THE PROBLEM
Look through the data for the string "Control". Copy every line where it is found.
begin
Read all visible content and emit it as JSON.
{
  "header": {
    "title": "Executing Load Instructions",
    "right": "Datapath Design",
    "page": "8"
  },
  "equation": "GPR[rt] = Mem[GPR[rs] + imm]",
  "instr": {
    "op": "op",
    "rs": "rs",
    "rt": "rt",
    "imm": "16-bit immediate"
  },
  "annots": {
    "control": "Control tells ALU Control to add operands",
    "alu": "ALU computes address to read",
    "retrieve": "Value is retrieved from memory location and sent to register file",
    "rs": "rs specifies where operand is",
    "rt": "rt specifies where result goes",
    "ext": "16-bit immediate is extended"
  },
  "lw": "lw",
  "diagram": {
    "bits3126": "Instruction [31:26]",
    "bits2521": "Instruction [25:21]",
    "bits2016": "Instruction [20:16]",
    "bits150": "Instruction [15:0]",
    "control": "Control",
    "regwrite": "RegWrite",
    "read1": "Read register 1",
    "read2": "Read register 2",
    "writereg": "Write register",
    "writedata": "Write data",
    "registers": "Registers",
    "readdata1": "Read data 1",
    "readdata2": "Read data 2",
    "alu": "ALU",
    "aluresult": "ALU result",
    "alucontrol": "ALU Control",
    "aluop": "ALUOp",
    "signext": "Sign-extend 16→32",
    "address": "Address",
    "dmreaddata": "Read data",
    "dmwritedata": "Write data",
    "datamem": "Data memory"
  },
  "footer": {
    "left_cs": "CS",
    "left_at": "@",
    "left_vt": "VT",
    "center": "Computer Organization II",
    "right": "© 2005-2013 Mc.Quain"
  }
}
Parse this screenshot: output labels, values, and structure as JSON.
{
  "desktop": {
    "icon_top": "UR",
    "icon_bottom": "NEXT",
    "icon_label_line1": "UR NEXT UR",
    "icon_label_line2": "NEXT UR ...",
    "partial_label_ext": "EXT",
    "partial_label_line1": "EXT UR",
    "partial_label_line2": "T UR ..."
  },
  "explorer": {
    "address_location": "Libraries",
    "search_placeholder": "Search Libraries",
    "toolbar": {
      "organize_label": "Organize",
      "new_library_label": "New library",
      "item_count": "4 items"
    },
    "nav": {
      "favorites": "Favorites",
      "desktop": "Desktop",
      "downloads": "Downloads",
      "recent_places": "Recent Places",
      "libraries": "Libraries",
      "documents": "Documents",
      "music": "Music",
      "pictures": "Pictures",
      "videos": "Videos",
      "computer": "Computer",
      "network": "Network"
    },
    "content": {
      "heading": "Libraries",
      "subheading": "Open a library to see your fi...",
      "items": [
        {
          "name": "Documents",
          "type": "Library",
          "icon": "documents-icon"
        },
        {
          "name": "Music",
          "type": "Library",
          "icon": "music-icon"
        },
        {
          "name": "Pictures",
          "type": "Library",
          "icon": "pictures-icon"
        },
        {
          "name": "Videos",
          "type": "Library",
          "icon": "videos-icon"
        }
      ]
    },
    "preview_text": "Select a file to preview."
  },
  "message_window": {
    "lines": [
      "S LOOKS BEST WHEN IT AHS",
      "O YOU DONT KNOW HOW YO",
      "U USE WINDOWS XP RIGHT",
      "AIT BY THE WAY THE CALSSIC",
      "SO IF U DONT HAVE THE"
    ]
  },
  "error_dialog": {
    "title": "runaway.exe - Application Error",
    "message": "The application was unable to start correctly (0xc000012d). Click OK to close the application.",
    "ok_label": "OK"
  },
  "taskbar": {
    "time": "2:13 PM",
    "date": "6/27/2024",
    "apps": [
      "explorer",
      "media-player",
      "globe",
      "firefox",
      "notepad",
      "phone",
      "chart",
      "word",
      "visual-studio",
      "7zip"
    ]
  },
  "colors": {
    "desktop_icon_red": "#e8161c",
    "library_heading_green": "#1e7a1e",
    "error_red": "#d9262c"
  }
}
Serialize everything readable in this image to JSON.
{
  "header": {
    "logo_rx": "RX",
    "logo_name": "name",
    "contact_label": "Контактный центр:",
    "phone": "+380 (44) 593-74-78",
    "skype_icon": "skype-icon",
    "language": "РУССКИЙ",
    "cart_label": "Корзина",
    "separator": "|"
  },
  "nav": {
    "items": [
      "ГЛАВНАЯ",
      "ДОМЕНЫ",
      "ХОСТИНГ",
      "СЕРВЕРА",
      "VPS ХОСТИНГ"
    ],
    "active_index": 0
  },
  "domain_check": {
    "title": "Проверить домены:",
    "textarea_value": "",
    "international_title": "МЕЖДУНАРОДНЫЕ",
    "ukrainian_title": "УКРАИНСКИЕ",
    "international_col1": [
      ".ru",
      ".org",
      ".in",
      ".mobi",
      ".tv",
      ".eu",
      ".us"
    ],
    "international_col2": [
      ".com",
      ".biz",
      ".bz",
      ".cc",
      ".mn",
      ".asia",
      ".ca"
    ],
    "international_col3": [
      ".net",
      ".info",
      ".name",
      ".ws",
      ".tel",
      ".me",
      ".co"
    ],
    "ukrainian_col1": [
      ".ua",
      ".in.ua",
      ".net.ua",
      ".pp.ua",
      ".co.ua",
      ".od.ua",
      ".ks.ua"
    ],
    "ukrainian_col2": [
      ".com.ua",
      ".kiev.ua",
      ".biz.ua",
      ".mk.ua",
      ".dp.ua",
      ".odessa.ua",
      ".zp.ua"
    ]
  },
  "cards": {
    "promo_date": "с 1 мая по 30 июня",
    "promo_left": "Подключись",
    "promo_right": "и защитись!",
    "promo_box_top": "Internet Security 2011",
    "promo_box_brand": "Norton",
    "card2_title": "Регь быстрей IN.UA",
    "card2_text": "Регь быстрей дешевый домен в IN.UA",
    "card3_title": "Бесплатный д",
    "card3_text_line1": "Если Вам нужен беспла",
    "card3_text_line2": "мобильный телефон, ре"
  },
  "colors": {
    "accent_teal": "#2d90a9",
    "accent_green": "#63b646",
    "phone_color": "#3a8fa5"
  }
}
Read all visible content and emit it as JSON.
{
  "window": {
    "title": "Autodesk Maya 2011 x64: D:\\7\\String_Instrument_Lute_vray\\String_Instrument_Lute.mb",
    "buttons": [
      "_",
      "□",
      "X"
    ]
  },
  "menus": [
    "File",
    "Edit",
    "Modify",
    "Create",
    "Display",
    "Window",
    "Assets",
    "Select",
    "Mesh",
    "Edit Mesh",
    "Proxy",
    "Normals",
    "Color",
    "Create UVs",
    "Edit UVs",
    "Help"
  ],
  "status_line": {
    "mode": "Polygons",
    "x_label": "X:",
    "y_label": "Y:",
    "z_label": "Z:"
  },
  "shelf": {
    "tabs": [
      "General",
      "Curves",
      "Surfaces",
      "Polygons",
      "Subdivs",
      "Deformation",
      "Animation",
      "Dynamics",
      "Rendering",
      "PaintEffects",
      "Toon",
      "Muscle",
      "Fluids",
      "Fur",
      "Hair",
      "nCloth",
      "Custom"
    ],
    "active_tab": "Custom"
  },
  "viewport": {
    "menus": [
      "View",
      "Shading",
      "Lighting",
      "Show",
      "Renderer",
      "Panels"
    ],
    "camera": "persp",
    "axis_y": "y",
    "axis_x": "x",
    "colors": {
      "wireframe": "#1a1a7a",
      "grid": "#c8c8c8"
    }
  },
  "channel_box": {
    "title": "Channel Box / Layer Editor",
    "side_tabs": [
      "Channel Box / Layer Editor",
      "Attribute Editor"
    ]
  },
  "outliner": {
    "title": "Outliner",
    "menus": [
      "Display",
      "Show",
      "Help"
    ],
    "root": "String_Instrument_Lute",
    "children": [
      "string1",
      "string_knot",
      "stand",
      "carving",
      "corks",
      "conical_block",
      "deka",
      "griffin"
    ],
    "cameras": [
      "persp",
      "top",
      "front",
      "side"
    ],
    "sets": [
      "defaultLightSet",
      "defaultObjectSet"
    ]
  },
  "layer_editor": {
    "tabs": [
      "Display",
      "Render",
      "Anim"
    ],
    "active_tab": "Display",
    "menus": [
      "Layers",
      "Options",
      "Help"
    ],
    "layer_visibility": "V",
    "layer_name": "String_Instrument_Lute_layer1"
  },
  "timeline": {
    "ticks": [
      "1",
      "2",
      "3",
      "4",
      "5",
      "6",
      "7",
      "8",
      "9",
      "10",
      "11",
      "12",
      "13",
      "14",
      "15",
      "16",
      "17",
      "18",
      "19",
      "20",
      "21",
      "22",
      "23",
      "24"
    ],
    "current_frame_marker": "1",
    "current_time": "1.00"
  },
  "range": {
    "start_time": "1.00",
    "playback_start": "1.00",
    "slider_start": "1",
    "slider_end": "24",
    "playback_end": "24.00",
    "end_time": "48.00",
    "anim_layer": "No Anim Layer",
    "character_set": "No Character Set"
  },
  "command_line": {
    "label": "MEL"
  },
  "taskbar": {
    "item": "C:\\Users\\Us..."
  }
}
end
RESPONSE TO THIS EXERCISE
    "control": "Control tells ALU Control to add operands",
    "control": "Control",
    "alucontrol": "ALU Control",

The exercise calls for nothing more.